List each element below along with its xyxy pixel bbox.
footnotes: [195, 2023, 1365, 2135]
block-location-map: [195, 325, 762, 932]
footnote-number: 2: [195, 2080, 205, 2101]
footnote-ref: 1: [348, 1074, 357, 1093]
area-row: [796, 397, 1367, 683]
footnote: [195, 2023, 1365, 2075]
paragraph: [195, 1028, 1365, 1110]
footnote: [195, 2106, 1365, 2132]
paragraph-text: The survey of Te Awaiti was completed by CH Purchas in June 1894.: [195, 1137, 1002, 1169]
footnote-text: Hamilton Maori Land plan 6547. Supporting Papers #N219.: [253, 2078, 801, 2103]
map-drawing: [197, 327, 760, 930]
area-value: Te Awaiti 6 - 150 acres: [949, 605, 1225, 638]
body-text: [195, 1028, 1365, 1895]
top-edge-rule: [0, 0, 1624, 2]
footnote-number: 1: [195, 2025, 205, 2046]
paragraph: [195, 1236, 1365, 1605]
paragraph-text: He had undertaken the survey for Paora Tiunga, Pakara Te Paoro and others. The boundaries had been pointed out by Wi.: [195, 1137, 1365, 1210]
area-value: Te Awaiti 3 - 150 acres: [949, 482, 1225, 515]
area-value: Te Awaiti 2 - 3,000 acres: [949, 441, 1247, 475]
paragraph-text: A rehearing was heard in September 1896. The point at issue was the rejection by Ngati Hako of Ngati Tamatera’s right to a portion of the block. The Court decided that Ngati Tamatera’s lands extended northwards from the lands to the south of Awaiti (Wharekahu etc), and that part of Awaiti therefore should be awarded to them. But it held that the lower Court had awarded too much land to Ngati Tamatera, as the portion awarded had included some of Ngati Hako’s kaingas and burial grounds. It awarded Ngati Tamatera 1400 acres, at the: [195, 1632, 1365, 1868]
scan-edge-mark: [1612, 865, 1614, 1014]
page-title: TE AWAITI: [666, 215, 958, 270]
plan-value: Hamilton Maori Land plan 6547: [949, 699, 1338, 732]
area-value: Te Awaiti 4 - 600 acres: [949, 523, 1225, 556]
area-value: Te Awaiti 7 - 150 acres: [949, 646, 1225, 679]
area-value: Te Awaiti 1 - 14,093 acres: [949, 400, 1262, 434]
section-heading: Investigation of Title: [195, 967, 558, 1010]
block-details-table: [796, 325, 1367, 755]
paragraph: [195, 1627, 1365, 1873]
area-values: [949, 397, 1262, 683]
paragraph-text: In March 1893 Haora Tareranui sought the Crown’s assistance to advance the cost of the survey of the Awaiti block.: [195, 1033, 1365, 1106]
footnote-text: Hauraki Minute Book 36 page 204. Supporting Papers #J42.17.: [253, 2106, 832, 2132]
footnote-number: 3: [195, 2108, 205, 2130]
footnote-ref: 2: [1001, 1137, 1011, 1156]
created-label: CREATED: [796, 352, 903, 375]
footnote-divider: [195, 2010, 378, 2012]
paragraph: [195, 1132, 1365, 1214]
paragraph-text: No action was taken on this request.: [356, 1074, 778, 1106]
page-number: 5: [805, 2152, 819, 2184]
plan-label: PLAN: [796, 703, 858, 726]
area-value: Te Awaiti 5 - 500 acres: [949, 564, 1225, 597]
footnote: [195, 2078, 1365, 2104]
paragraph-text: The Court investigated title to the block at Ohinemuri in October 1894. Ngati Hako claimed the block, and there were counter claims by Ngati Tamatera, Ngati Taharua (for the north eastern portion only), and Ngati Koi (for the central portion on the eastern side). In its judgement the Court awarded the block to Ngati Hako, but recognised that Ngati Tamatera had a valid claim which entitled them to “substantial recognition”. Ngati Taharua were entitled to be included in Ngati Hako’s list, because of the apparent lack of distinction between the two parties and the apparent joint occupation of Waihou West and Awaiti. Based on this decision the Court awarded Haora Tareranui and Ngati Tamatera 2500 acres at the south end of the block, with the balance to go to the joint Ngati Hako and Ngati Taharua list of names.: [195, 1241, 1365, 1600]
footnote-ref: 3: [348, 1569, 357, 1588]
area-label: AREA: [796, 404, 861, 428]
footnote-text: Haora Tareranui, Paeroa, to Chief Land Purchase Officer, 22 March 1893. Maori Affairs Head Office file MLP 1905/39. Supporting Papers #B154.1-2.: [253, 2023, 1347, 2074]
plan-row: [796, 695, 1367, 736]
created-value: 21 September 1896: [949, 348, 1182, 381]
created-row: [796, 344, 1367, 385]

===============

**WHAT YOU WILL DO**
Revise the records above by changing every "Supporting Papers" to "Supporting Documents", leaving all other text as it is.

**CORRECT RESULT**
List each element below along with its xyxy pixel bbox.
footnotes: [195, 2023, 1365, 2135]
block-location-map: [195, 325, 762, 932]
footnote-number: 2: [195, 2080, 205, 2101]
footnote-ref: 1: [348, 1074, 357, 1093]
area-row: [796, 397, 1367, 683]
footnote: [195, 2023, 1365, 2075]
paragraph: [195, 1028, 1365, 1110]
footnote: [195, 2106, 1365, 2132]
paragraph-text: The survey of Te Awaiti was completed by CH Purchas in June 1894.: [195, 1137, 1002, 1169]
footnote-text: Hamilton Maori Land plan 6547. Supporting Documents #N219.: [253, 2078, 801, 2103]
map-drawing: [197, 327, 760, 930]
area-value: Te Awaiti 6 - 150 acres: [949, 605, 1225, 638]
body-text: [195, 1028, 1365, 1895]
top-edge-rule: [0, 0, 1624, 2]
footnote-number: 1: [195, 2025, 205, 2046]
paragraph: [195, 1236, 1365, 1605]
paragraph-text: He had undertaken the survey for Paora Tiunga, Pakara Te Paoro and others. The boundaries had been pointed out by Wi.: [195, 1137, 1365, 1210]
area-value: Te Awaiti 3 - 150 acres: [949, 482, 1225, 515]
area-value: Te Awaiti 2 - 3,000 acres: [949, 441, 1247, 475]
paragraph-text: A rehearing was heard in September 1896. The point at issue was the rejection by Ngati Hako of Ngati Tamatera’s right to a portion of the block. The Court decided that Ngati Tamatera’s lands extended northwards from the lands to the south of Awaiti (Wharekahu etc), and that part of Awaiti therefore should be awarded to them. But it held that the lower Court had awarded too much land to Ngati Tamatera, as the portion awarded had included some of Ngati Hako’s kaingas and burial grounds. It awarded Ngati Tamatera 1400 acres, at the: [195, 1632, 1365, 1868]
scan-edge-mark: [1612, 865, 1614, 1014]
page-title: TE AWAITI: [666, 215, 958, 270]
plan-value: Hamilton Maori Land plan 6547: [949, 699, 1338, 732]
area-value: Te Awaiti 4 - 600 acres: [949, 523, 1225, 556]
area-value: Te Awaiti 7 - 150 acres: [949, 646, 1225, 679]
area-value: Te Awaiti 1 - 14,093 acres: [949, 400, 1262, 434]
section-heading: Investigation of Title: [195, 967, 558, 1010]
block-details-table: [796, 325, 1367, 755]
paragraph: [195, 1627, 1365, 1873]
area-values: [949, 397, 1262, 683]
paragraph-text: In March 1893 Haora Tareranui sought the Crown’s assistance to advance the cost of the survey of the Awaiti block.: [195, 1033, 1365, 1106]
footnote-text: Hauraki Minute Book 36 page 204. Supporting Documents #J42.17.: [253, 2106, 832, 2132]
footnote-number: 3: [195, 2108, 205, 2130]
footnote-ref: 2: [1001, 1137, 1011, 1156]
created-label: CREATED: [796, 352, 903, 375]
footnote-divider: [195, 2010, 378, 2012]
paragraph: [195, 1132, 1365, 1214]
paragraph-text: No action was taken on this request.: [356, 1074, 778, 1106]
page-number: 5: [805, 2152, 819, 2184]
plan-label: PLAN: [796, 703, 858, 726]
area-value: Te Awaiti 5 - 500 acres: [949, 564, 1225, 597]
footnote: [195, 2078, 1365, 2104]
paragraph-text: The Court investigated title to the block at Ohinemuri in October 1894. Ngati Hako claimed the block, and there were counter claims by Ngati Tamatera, Ngati Taharua (for the north eastern portion only), and Ngati Koi (for the central portion on the eastern side). In its judgement the Court awarded the block to Ngati Hako, but recognised that Ngati Tamatera had a valid claim which entitled them to “substantial recognition”. Ngati Taharua were entitled to be included in Ngati Hako’s list, because of the apparent lack of distinction between the two parties and the apparent joint occupation of Waihou West and Awaiti. Based on this decision the Court awarded Haora Tareranui and Ngati Tamatera 2500 acres at the south end of the block, with the balance to go to the joint Ngati Hako and Ngati Taharua list of names.: [195, 1241, 1365, 1600]
footnote-ref: 3: [348, 1569, 357, 1588]
area-label: AREA: [796, 404, 861, 428]
footnote-text: Haora Tareranui, Paeroa, to Chief Land Purchase Officer, 22 March 1893. Maori Affairs Head Office file MLP 1905/39. Supporting Documents #B154.1-2.: [253, 2023, 1347, 2074]
plan-row: [796, 695, 1367, 736]
created-value: 21 September 1896: [949, 348, 1182, 381]
created-row: [796, 344, 1367, 385]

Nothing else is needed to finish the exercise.